--- Provided data ---

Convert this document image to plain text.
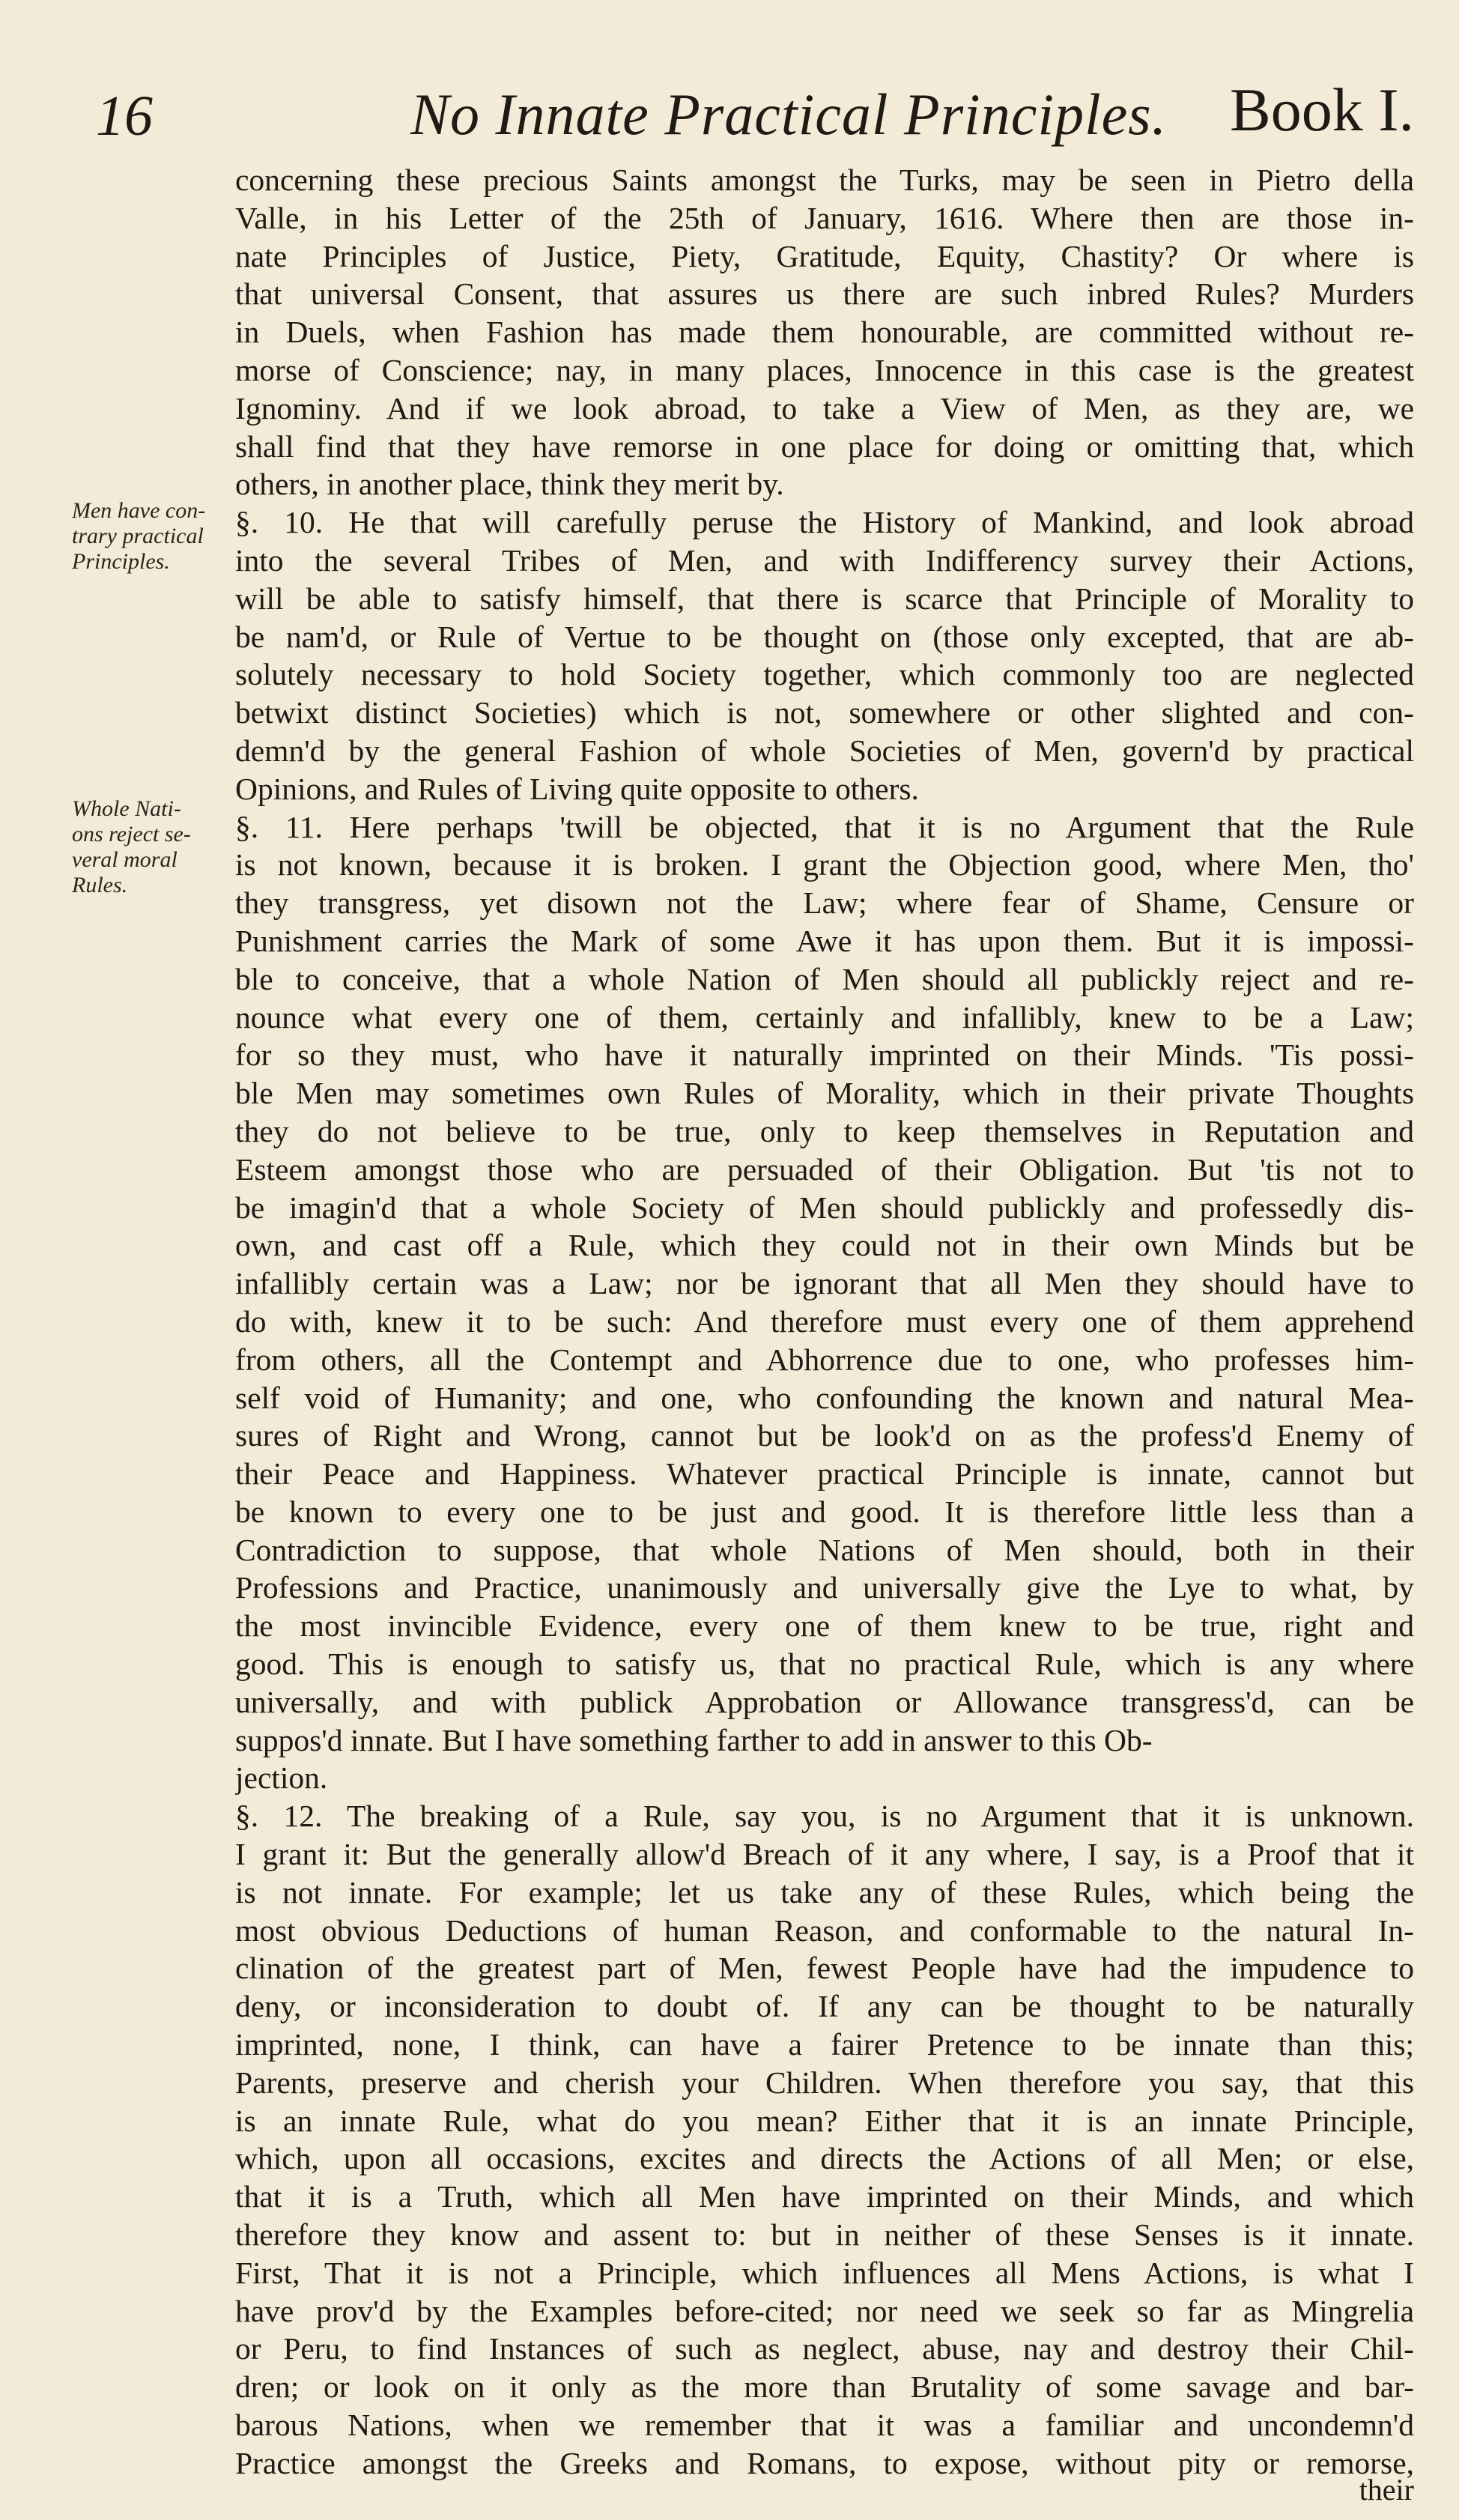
16	No Innate Practical Principles. Book I.
Men have con-
trary practical
Principles.
Whole Nati-
ons reject se-
veral moral
Rules.
concerning these precious Saints amongst the Turks, may be seen in Pietro della
Valle, in his Letter of the 25th of January, 1616. Where then are those in-
nate Principles of Justice, Piety, Gratitude, Equity, Chastity? Or where is
that universal Consent, that assures us there are such inbred Rules? Murders
in Duels, when Fashion has made them honourable, are committed without re-
morse of Conscience; nay, in many places, Innocence in this case is the greatest
Ignominy. And if we look abroad, to take a View of Men, as they are, we
shall find that they have remorse in one place for doing or omitting that, which
others, in another place, think they merit by.
§. 10. He that will carefully peruse the History of Mankind, and look abroad
into the several Tribes of Men, and with Indifferency survey their Actions,
will be able to satisfy himself, that there is scarce that Principle of Morality to
be nam'd, or Rule of Vertue to be thought on (those only excepted, that are ab-
solutely necessary to hold Society together, which commonly too are neglected
betwixt distinct Societies) which is not, somewhere or other slighted and con-
demn'd by the general Fashion of whole Societies of Men, govern'd by practical
Opinions, and Rules of Living quite opposite to others.
§. 11. Here perhaps 'twill be objected, that it is no Argument that the Rule
is not known, because it is broken. I grant the Objection good, where Men, tho'
they transgress, yet disown not the Law; where fear of Shame, Censure or
Punishment carries the Mark of some Awe it has upon them. But it is impossi-
ble to conceive, that a whole Nation of Men should all publickly reject and re-
nounce what every one of them, certainly and infallibly, knew to be a Law;
for so they must, who have it naturally imprinted on their Minds. 'Tis possi-
ble Men may sometimes own Rules of Morality, which in their private Thoughts
they do not believe to be true, only to keep themselves in Reputation and
Esteem amongst those who are persuaded of their Obligation. But 'tis not to
be imagin'd that a whole Society of Men should publickly and professedly dis-
own, and cast off a Rule, which they could not in their own Minds but be
infallibly certain was a Law; nor be ignorant that all Men they should have to
do with, knew it to be such: And therefore must every one of them apprehend
from others, all the Contempt and Abhorrence due to one, who professes him-
self void of Humanity; and one, who confounding the known and natural Mea-
sures of Right and Wrong, cannot but be look'd on as the profess'd Enemy of
their Peace and Happiness. Whatever practical Principle is innate, cannot but
be known to every one to be just and good. It is therefore little less than a
Contradiction to suppose, that whole Nations of Men should, both in their
Professions and Practice, unanimously and universally give the Lye to what, by
the most invincible Evidence, every one of them knew to be true, right and
good. This is enough to satisfy us, that no practical Rule, which is any where
universally, and with publick Approbation or Allowance transgress'd, can be
suppos'd innate. But I have something farther to add in answer to this Ob-
jection.
§. 12. The breaking of a Rule, say you, is no Argument that it is unknown.
I grant it: But the generally allow'd Breach of it any where, I say, is a Proof that it
is not innate. For example; let us take any of these Rules, which being the
most obvious Deductions of human Reason, and conformable to the natural In-
clination of the greatest part of Men, fewest People have had the impudence to
deny, or inconsideration to doubt of. If any can be thought to be naturally
imprinted, none, I think, can have a fairer Pretence to be innate than this;
Parents, preserve and cherish your Children. When therefore you say, that this
is an innate Rule, what do you mean? Either that it is an innate Principle,
which, upon all occasions, excites and directs the Actions of all Men; or else,
that it is a Truth, which all Men have imprinted on their Minds, and which
therefore they know and assent to: but in neither of these Senses is it innate.
First, That it is not a Principle, which influences all Mens Actions, is what I
have prov'd by the Examples before-cited; nor need we seek so far as Mingrelia
or Peru, to find Instances of such as neglect, abuse, nay and destroy their Chil-
dren; or look on it only as the more than Brutality of some savage and bar-
barous Nations, when we remember that it was a familiar and uncondemn'd
Practice amongst the Greeks and Romans, to expose, without pity or remorse,
their
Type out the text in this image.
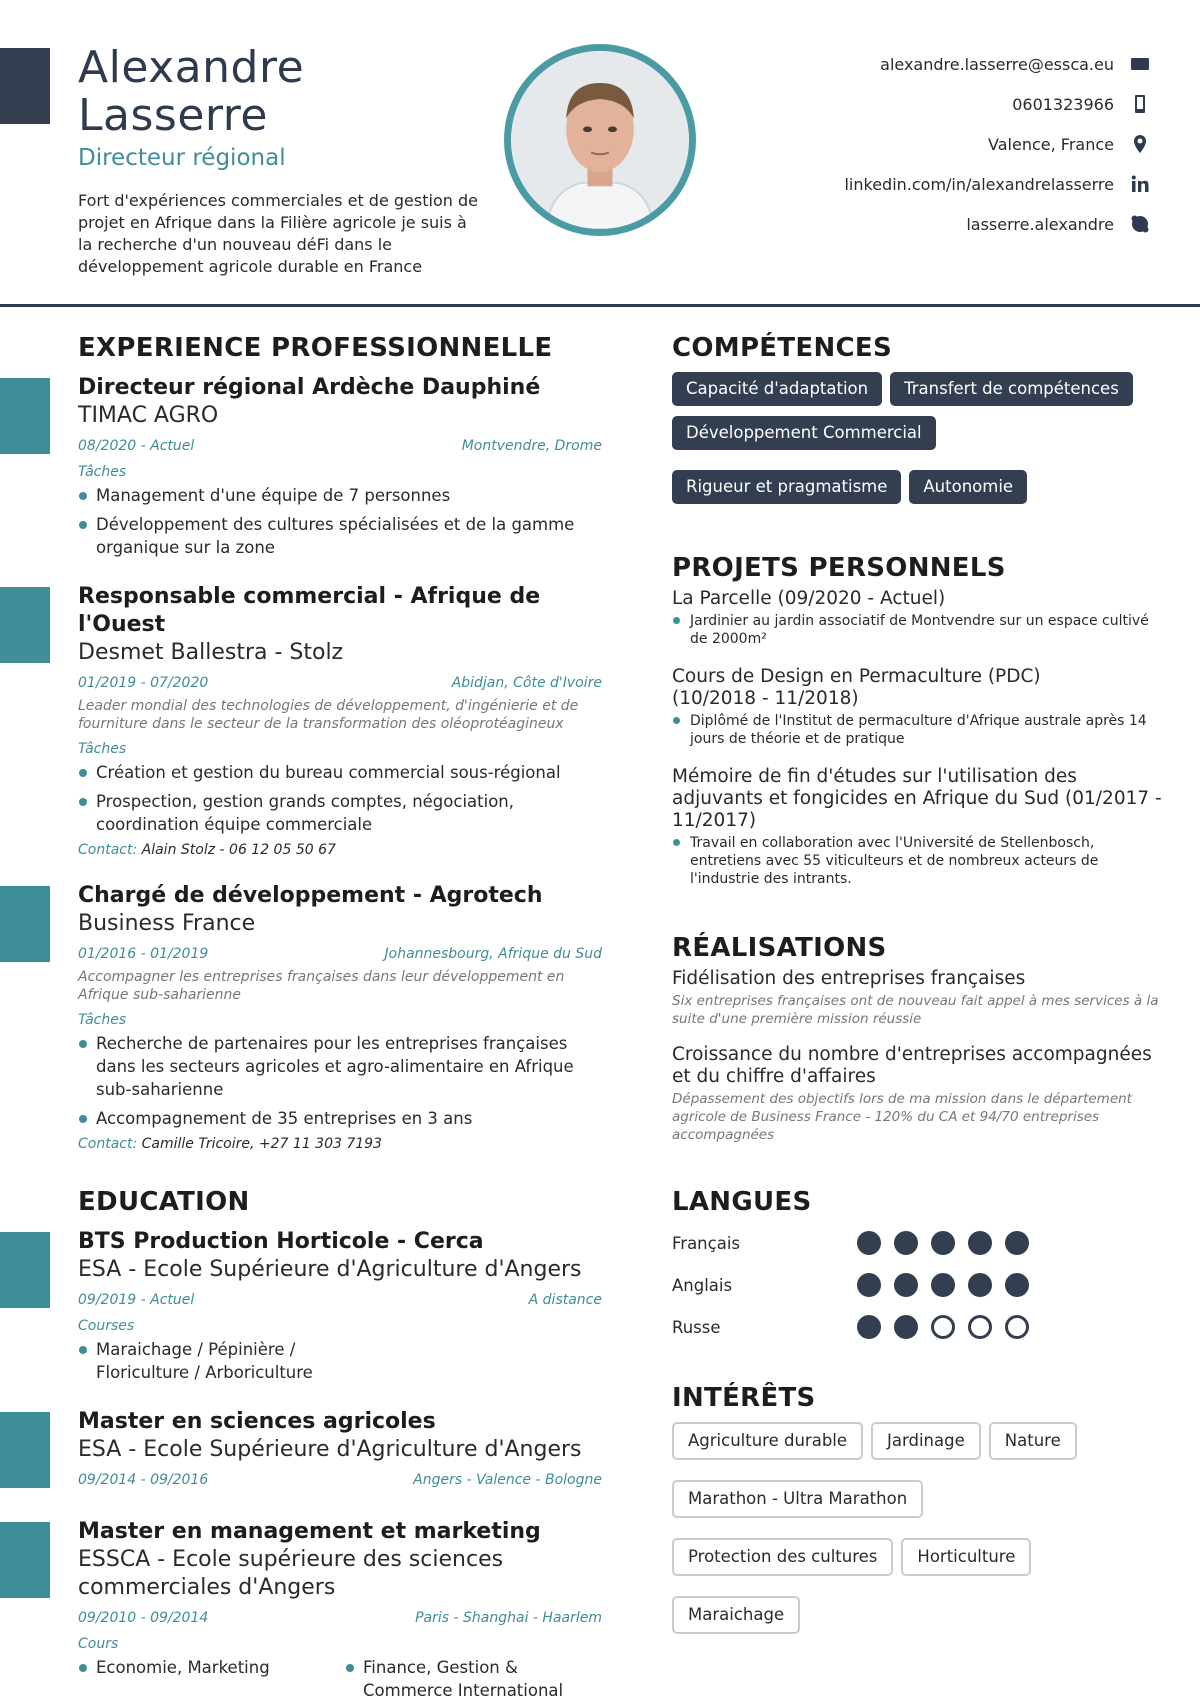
Alexandre
Lasserre
Directeur régional
Fort d'expériences commerciales et de gestion de projet en Afrique dans la Filière agricole je suis à la recherche d'un nouveau déFi dans le développement agricole durable en France
alexandre.lasserre@essca.eu
0601323966
Valence, France
linkedin.com/in/alexandrelasserre
lasserre.alexandre
EXPERIENCE PROFESSIONNELLE
Directeur régional Ardèche Dauphiné
TIMAC AGRO
08/2020 - Actuel	Montvendre, Drome
Tâches
Management d'une équipe de 7 personnes
Développement des cultures spécialisées et de la gamme organique sur la zone
Responsable commercial - Afrique de l'Ouest
Desmet Ballestra - Stolz
01/2019 - 07/2020	Abidjan, Côte d'Ivoire
Leader mondial des technologies de développement, d'ingénierie et de fourniture dans le secteur de la transformation des oléoprotéagineux
Tâches
Création et gestion du bureau commercial sous-régional
Prospection, gestion grands comptes, négociation, coordination équipe commerciale
Contact: Alain Stolz - 06 12 05 50 67
Chargé de développement - Agrotech
Business France
01/2016 - 01/2019	Johannesbourg, Afrique du Sud
Accompagner les entreprises françaises dans leur développement en Afrique sub-saharienne
Tâches
Recherche de partenaires pour les entreprises françaises dans les secteurs agricoles et agro-alimentaire en Afrique sub-saharienne
Accompagnement de 35 entreprises en 3 ans
Contact: Camille Tricoire, +27 11 303 7193
EDUCATION
BTS Production Horticole - Cerca
ESA - Ecole Supérieure d'Agriculture d'Angers
09/2019 - Actuel	A distance
Courses
Maraichage / Pépinière / Floriculture / Arboriculture
Master en sciences agricoles
ESA - Ecole Supérieure d'Agriculture d'Angers
09/2014 - 09/2016	Angers - Valence - Bologne
Master en management et marketing
ESSCA - Ecole supérieure des sciences commerciales d'Angers
09/2010 - 09/2014	Paris - Shanghai - Haarlem
Cours
Economie, Marketing	Finance, Gestion & Commerce International
COMPÉTENCES
Capacité d'adaptation	Transfert de compétences
Développement Commercial
Rigueur et pragmatisme	Autonomie
PROJETS PERSONNELS
La Parcelle (09/2020 - Actuel)
Jardinier au jardin associatif de Montvendre sur un espace cultivé de 2000m²
Cours de Design en Permaculture (PDC) (10/2018 - 11/2018)
Diplômé de l'Institut de permaculture d'Afrique australe après 14 jours de théorie et de pratique
Mémoire de fin d'études sur l'utilisation des adjuvants et fongicides en Afrique du Sud (01/2017 - 11/2017)
Travail en collaboration avec l'Université de Stellenbosch, entretiens avec 55 viticulteurs et de nombreux acteurs de l'industrie des intrants.
RÉALISATIONS
Fidélisation des entreprises françaises
Six entreprises françaises ont de nouveau fait appel à mes services à la suite d'une première mission réussie
Croissance du nombre d'entreprises accompagnées et du chiffre d'affaires
Dépassement des objectifs lors de ma mission dans le département agricole de Business France - 120% du CA et 94/70 entreprises accompagnées
LANGUES
Français
Anglais
Russe
INTÉRÊTS
Agriculture durable	Jardinage	Nature
Marathon - Ultra Marathon
Protection des cultures	Horticulture
Maraichage
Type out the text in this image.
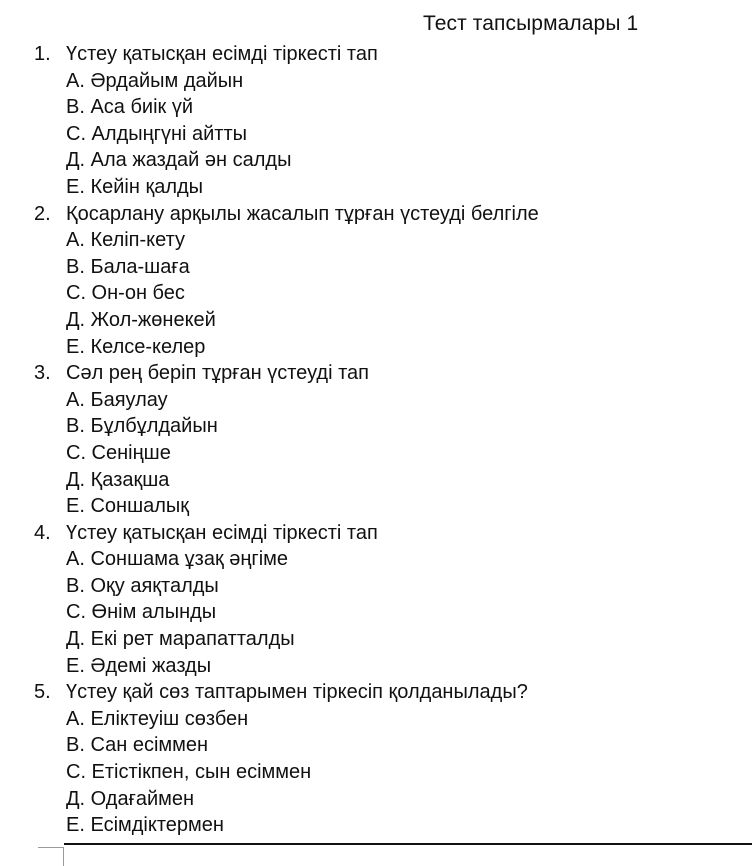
Тест тапсырмалары 1
1. Үстеу қатысқан есімді тіркесті тап
А. Әрдайым дайын
В. Аса биік үй
С. Алдыңгүні айтты
Д. Ала жаздай ән салды
Е. Кейін қалды
2. Қосарлану арқылы жасалып тұрған үстеуді белгіле
А. Келіп-кету
В. Бала-шаға
С. Он-он бес
Д. Жол-жөнекей
Е. Келсе-келер
3. Сәл рең беріп тұрған үстеуді тап
А. Баяулау
В. Бұлбұлдайын
С. Сеніңше
Д. Қазақша
Е. Соншалық
4. Үстеу қатысқан есімді тіркесті тап
А. Соншама ұзақ әңгіме
В. Оқу аяқталды
С. Өнім алынды
Д. Екі рет марапатталды
Е. Әдемі жазды
5. Үстеу қай сөз таптарымен тіркесіп қолданылады?
А. Еліктеуіш сөзбен
В. Сан есіммен
С. Етістікпен, сын есіммен
Д. Одағаймен
Е. Есімдіктермен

---

What you will do =>
State how many lines of the data include the word "Morality", with nothing else.

Result =>
2